## SHORT EXERCISE
Write out each line of the material again, word for word.

Dataset records
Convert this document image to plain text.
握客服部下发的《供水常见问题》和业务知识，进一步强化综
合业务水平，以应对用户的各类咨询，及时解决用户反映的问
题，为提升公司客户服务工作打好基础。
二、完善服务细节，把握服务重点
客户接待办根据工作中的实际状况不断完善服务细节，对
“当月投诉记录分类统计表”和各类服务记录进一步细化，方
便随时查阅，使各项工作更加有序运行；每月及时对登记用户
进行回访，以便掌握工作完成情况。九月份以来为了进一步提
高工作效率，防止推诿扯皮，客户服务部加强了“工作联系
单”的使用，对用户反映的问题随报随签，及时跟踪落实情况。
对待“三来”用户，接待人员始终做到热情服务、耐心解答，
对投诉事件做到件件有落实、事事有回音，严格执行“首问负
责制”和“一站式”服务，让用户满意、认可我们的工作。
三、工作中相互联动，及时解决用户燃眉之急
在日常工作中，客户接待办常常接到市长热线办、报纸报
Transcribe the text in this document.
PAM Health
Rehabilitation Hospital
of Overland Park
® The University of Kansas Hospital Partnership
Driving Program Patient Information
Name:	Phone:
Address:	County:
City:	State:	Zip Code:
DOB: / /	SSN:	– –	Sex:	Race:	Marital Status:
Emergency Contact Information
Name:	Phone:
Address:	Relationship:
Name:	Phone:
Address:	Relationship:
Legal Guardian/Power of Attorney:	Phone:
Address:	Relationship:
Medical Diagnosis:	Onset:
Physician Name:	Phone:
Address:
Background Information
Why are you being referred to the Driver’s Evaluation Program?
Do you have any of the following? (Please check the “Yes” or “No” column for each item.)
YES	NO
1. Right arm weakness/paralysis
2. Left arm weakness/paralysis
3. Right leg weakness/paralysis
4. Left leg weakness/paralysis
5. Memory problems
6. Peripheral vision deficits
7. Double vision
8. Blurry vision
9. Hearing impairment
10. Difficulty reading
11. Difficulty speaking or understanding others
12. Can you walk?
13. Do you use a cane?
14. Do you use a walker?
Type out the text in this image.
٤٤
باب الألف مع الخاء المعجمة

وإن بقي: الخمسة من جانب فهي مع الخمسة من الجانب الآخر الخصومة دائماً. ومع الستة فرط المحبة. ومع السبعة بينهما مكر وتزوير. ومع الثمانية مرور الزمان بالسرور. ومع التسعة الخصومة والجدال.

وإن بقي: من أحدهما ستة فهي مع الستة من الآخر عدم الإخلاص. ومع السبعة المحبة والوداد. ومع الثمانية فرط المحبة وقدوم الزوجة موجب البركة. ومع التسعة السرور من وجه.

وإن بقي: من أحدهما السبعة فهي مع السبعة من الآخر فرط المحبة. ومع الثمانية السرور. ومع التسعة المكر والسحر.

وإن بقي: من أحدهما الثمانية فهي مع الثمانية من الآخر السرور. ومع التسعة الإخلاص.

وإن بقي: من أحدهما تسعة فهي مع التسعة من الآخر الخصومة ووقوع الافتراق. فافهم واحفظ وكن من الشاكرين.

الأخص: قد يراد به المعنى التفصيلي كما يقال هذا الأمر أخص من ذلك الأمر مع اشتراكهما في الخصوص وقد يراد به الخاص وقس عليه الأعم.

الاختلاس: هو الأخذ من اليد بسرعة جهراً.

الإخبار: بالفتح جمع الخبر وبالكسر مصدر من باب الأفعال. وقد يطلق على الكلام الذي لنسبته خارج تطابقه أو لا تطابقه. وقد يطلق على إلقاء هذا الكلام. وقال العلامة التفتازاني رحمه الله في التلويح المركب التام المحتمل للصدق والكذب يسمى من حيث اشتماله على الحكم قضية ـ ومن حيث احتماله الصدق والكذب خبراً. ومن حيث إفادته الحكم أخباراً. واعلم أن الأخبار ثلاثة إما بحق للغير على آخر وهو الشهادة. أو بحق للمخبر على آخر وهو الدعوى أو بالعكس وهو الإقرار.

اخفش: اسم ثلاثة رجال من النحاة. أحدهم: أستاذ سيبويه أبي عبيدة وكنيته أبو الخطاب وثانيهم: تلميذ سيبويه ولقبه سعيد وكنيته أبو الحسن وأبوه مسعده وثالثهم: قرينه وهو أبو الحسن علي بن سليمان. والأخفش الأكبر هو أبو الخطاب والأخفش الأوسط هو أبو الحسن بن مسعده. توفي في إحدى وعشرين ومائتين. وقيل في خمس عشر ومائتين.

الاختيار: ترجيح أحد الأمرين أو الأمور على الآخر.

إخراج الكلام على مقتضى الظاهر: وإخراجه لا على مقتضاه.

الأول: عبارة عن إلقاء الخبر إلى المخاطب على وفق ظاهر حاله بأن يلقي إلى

## WRITTEN RESPONSE
Convert this document image to plain text.
握客服部下发的《供水常见问题》和业务知识，进一步强化综
合业务水平，以应对用户的各类咨询，及时解决用户反映的问
题，为提升公司客户服务工作打好基础。
二、完善服务细节，把握服务重点
客户接待办根据工作中的实际状况不断完善服务细节，对
“当月投诉记录分类统计表”和各类服务记录进一步细化，方
便随时查阅，使各项工作更加有序运行；每月及时对登记用户
进行回访，以便掌握工作完成情况。九月份以来为了进一步提
高工作效率，防止推诿扯皮，客户服务部加强了“工作联系
单”的使用，对用户反映的问题随报随签，及时跟踪落实情况。
对待“三来”用户，接待人员始终做到热情服务、耐心解答，
对投诉事件做到件件有落实、事事有回音，严格执行“首问负
责制”和“一站式”服务，让用户满意、认可我们的工作。
三、工作中相互联动，及时解决用户燃眉之急
在日常工作中，客户接待办常常接到市长热线办、报纸报
Transcribe the text in this document.
PAM Health
Rehabilitation Hospital
of Overland Park
® The University of Kansas Hospital Partnership
Driving Program Patient Information
Name:	Phone:
Address:	County:
City:	State:	Zip Code:
DOB: / /	SSN:	– –	Sex:	Race:	Marital Status:
Emergency Contact Information
Name:	Phone:
Address:	Relationship:
Name:	Phone:
Address:	Relationship:
Legal Guardian/Power of Attorney:	Phone:
Address:	Relationship:
Medical Diagnosis:	Onset:
Physician Name:	Phone:
Address:
Background Information
Why are you being referred to the Driver’s Evaluation Program?
Do you have any of the following? (Please check the “Yes” or “No” column for each item.)
YES	NO
1. Right arm weakness/paralysis
2. Left arm weakness/paralysis
3. Right leg weakness/paralysis
4. Left leg weakness/paralysis
5. Memory problems
6. Peripheral vision deficits
7. Double vision
8. Blurry vision
9. Hearing impairment
10. Difficulty reading
11. Difficulty speaking or understanding others
12. Can you walk?
13. Do you use a cane?
14. Do you use a walker?
Type out the text in this image.
٤٤
باب الألف مع الخاء المعجمة

وإن بقي: الخمسة من جانب فهي مع الخمسة من الجانب الآخر الخصومة دائماً. ومع الستة فرط المحبة. ومع السبعة بينهما مكر وتزوير. ومع الثمانية مرور الزمان بالسرور. ومع التسعة الخصومة والجدال.

وإن بقي: من أحدهما ستة فهي مع الستة من الآخر عدم الإخلاص. ومع السبعة المحبة والوداد. ومع الثمانية فرط المحبة وقدوم الزوجة موجب البركة. ومع التسعة السرور من وجه.

وإن بقي: من أحدهما السبعة فهي مع السبعة من الآخر فرط المحبة. ومع الثمانية السرور. ومع التسعة المكر والسحر.

وإن بقي: من أحدهما الثمانية فهي مع الثمانية من الآخر السرور. ومع التسعة الإخلاص.

وإن بقي: من أحدهما تسعة فهي مع التسعة من الآخر الخصومة ووقوع الافتراق. فافهم واحفظ وكن من الشاكرين.

الأخص: قد يراد به المعنى التفصيلي كما يقال هذا الأمر أخص من ذلك الأمر مع اشتراكهما في الخصوص وقد يراد به الخاص وقس عليه الأعم.

الاختلاس: هو الأخذ من اليد بسرعة جهراً.

الإخبار: بالفتح جمع الخبر وبالكسر مصدر من باب الأفعال. وقد يطلق على الكلام الذي لنسبته خارج تطابقه أو لا تطابقه. وقد يطلق على إلقاء هذا الكلام. وقال العلامة التفتازاني رحمه الله في التلويح المركب التام المحتمل للصدق والكذب يسمى من حيث اشتماله على الحكم قضية ـ ومن حيث احتماله الصدق والكذب خبراً. ومن حيث إفادته الحكم أخباراً. واعلم أن الأخبار ثلاثة إما بحق للغير على آخر وهو الشهادة. أو بحق للمخبر على آخر وهو الدعوى أو بالعكس وهو الإقرار.

اخفش: اسم ثلاثة رجال من النحاة. أحدهم: أستاذ سيبويه أبي عبيدة وكنيته أبو الخطاب وثانيهم: تلميذ سيبويه ولقبه سعيد وكنيته أبو الحسن وأبوه مسعده وثالثهم: قرينه وهو أبو الحسن علي بن سليمان. والأخفش الأكبر هو أبو الخطاب والأخفش الأوسط هو أبو الحسن بن مسعده. توفي في إحدى وعشرين ومائتين. وقيل في خمس عشر ومائتين.

الاختيار: ترجيح أحد الأمرين أو الأمور على الآخر.

إخراج الكلام على مقتضى الظاهر: وإخراجه لا على مقتضاه.

الأول: عبارة عن إلقاء الخبر إلى المخاطب على وفق ظاهر حاله بأن يلقي إلى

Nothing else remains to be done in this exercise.